◆ **TO BE DONE**
Copy each line that contains the word "bottom".

________

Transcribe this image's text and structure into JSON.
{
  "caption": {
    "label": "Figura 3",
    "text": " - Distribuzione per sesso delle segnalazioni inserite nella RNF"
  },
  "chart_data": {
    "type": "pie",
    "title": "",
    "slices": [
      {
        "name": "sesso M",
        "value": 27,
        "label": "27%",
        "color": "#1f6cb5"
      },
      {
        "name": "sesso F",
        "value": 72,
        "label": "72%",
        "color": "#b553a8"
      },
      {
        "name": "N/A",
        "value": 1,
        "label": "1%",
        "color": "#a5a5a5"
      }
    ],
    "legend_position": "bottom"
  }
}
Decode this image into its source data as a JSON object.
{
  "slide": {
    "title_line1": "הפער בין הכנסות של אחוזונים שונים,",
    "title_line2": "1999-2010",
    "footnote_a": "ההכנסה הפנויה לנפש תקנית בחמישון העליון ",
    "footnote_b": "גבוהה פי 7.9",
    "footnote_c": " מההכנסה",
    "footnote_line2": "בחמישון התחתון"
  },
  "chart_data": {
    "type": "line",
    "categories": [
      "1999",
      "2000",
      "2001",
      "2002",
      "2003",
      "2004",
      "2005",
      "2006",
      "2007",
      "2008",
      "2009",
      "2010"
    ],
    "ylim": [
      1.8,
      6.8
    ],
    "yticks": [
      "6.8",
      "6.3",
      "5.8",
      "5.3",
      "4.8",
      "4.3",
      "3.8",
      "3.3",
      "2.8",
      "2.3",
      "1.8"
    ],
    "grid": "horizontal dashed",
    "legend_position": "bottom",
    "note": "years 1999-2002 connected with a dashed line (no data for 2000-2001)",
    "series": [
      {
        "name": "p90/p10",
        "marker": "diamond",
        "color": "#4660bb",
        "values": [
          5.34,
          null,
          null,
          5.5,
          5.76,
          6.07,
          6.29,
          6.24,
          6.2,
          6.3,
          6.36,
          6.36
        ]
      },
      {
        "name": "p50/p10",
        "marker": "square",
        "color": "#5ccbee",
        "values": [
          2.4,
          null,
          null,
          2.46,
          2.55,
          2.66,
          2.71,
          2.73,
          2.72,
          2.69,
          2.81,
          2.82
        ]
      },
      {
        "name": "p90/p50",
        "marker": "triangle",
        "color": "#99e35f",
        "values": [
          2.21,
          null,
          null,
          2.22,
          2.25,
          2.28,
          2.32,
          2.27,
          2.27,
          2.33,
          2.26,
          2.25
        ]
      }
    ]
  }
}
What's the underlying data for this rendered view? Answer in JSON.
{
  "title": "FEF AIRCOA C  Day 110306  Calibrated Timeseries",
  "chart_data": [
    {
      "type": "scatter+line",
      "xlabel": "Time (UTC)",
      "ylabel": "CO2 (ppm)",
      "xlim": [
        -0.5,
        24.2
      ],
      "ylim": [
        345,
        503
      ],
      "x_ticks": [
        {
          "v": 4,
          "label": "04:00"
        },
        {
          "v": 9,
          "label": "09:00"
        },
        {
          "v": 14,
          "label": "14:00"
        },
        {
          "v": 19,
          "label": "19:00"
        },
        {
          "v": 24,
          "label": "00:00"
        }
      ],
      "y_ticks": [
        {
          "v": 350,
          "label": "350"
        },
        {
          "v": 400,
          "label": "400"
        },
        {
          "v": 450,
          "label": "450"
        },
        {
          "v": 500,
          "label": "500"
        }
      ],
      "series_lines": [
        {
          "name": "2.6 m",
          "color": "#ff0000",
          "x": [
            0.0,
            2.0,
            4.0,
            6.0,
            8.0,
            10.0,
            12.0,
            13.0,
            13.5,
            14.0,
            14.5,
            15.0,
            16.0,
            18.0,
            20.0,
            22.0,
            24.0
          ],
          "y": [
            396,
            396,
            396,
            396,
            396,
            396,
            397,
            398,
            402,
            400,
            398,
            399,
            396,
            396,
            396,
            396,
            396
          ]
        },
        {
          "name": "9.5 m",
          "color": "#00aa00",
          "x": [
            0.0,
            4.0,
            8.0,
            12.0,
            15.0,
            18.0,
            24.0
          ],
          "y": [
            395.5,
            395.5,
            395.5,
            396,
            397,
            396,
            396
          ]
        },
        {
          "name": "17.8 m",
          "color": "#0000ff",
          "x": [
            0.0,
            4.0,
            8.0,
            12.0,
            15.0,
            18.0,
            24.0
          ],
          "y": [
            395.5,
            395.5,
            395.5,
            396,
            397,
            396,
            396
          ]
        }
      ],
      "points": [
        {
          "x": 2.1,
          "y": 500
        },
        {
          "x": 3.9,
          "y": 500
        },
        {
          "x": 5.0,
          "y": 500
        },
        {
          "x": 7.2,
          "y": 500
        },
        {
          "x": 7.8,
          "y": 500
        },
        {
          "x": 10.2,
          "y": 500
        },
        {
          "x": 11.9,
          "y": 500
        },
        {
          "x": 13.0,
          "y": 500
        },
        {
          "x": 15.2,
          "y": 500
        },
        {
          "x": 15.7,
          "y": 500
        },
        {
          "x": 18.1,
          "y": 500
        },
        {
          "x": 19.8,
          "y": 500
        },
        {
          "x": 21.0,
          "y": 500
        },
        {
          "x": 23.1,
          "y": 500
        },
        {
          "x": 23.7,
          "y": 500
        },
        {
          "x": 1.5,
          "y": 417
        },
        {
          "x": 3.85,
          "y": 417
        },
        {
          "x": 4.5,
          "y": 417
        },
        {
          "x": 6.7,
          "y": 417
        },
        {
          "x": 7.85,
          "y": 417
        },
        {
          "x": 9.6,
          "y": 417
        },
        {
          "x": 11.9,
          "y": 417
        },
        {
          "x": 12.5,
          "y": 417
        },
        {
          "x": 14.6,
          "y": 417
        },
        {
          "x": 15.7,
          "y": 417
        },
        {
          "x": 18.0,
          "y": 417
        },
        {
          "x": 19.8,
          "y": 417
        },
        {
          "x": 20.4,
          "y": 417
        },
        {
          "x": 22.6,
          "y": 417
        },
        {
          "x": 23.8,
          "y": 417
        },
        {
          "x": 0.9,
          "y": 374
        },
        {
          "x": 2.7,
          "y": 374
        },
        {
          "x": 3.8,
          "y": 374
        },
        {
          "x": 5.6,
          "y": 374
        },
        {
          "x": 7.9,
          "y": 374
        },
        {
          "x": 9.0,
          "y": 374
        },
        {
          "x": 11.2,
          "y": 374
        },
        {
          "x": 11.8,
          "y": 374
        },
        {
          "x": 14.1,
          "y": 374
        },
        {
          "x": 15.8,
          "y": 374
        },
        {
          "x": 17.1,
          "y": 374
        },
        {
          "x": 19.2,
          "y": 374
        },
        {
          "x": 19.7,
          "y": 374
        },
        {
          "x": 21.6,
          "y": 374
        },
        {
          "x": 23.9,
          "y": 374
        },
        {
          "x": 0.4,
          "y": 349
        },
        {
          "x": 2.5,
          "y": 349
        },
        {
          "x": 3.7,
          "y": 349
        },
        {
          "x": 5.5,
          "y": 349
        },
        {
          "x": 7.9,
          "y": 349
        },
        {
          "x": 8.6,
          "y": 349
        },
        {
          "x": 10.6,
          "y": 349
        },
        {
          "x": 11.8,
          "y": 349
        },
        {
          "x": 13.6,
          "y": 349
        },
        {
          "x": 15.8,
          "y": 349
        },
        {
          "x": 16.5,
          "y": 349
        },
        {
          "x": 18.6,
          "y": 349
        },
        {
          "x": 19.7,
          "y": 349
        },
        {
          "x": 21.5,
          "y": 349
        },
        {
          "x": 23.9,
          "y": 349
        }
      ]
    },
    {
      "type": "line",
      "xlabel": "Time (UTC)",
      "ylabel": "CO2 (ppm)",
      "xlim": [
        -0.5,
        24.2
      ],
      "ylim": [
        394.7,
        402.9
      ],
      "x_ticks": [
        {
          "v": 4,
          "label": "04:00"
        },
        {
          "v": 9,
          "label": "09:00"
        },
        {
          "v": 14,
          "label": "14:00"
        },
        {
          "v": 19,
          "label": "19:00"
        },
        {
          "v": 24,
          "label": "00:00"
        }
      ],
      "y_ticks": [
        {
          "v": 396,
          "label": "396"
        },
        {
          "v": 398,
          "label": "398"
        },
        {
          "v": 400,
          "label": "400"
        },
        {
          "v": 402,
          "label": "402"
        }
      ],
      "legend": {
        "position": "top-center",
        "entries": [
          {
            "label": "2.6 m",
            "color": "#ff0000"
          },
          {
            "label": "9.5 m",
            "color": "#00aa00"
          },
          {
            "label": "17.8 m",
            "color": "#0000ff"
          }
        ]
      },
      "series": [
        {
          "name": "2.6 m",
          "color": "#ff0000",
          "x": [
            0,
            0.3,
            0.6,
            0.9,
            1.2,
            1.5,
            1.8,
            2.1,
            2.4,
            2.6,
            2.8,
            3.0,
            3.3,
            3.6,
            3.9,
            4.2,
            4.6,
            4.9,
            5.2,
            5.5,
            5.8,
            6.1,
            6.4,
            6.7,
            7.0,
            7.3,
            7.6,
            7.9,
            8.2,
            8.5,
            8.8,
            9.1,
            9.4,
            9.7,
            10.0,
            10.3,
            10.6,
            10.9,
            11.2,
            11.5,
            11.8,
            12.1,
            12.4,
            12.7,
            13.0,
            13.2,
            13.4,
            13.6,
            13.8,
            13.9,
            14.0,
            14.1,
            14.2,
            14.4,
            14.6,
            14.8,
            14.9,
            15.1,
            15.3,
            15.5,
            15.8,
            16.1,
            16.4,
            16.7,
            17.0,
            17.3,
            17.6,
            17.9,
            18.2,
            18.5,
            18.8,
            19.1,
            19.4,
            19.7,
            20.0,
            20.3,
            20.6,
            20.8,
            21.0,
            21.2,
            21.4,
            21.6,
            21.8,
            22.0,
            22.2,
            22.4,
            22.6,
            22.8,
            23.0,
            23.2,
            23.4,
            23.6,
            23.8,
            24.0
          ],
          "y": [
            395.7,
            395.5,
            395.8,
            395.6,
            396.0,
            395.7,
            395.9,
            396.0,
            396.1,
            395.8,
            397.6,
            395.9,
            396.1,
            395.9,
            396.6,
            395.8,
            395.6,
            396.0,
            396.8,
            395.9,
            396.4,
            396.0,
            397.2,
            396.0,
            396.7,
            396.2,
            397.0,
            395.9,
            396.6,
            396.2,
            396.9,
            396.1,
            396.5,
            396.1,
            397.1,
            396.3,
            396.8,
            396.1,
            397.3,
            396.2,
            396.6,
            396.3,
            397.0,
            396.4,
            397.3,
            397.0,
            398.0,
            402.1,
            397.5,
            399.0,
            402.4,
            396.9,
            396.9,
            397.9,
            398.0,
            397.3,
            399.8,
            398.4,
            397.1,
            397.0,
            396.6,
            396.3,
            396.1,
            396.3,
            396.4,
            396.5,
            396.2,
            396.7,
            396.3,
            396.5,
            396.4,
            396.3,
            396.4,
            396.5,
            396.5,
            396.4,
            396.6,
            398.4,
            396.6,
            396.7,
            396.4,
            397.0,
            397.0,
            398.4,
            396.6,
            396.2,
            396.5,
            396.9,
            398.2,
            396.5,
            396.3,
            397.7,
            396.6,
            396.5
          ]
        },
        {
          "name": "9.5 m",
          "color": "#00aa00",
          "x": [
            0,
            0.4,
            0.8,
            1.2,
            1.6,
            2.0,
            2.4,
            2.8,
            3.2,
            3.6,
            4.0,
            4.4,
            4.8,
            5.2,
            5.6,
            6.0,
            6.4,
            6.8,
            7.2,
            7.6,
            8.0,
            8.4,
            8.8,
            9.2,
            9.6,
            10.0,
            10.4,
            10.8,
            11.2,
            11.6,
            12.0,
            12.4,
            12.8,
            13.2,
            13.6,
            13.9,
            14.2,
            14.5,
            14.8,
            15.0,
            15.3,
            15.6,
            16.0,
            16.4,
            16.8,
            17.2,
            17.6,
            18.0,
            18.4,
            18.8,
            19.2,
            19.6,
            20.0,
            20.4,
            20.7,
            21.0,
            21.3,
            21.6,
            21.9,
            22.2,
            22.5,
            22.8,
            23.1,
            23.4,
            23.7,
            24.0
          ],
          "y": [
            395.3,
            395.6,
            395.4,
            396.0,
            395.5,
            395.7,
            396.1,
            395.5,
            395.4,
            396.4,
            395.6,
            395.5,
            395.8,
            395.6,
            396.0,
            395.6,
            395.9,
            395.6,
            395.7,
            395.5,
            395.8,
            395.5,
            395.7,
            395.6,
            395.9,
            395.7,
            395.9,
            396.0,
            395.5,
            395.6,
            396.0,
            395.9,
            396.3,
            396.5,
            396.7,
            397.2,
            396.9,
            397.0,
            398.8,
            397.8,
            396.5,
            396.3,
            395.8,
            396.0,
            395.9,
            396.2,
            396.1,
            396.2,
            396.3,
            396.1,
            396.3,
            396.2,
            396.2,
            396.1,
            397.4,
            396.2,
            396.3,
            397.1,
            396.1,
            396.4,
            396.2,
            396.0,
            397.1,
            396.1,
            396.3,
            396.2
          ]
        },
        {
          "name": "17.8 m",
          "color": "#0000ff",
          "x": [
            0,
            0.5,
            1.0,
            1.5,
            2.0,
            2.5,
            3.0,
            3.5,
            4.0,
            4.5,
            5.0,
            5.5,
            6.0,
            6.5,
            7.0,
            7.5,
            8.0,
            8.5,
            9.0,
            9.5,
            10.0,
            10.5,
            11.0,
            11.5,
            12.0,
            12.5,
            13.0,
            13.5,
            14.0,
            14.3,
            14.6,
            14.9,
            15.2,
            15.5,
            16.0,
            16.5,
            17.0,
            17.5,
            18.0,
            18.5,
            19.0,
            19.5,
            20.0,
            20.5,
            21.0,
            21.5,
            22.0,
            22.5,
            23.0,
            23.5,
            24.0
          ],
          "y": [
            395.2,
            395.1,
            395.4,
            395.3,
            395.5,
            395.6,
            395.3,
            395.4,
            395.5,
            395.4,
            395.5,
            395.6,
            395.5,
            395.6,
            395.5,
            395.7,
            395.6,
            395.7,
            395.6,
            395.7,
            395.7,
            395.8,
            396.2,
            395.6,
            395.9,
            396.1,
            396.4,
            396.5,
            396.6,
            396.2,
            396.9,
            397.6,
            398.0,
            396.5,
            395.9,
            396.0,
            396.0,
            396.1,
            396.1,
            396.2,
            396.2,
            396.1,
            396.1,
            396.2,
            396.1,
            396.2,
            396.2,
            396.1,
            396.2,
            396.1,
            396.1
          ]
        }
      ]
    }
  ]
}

________

◆ **FINAL ANSWER**
    "legend_position": "bottom"
    "legend_position": "bottom",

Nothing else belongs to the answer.